Problem
Filter the data for lines with the word "copper", then copy every line so identified.

Entries supplied
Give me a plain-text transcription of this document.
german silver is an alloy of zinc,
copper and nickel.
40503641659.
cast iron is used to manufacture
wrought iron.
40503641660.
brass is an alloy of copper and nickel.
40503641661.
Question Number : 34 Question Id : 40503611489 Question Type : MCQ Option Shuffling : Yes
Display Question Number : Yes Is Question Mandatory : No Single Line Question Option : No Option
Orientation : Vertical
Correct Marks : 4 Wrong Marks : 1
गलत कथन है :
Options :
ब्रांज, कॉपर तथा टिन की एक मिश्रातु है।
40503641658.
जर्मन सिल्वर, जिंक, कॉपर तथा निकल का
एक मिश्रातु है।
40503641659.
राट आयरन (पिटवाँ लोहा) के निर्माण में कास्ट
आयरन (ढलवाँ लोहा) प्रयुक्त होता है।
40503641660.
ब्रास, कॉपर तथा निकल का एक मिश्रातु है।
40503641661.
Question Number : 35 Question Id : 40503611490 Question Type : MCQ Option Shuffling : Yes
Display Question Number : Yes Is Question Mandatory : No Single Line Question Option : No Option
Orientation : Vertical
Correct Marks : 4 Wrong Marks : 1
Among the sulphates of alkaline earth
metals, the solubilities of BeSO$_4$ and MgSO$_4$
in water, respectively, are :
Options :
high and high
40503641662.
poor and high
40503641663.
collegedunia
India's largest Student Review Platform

Response for this exercise
copper and nickel.
brass is an alloy of copper and nickel.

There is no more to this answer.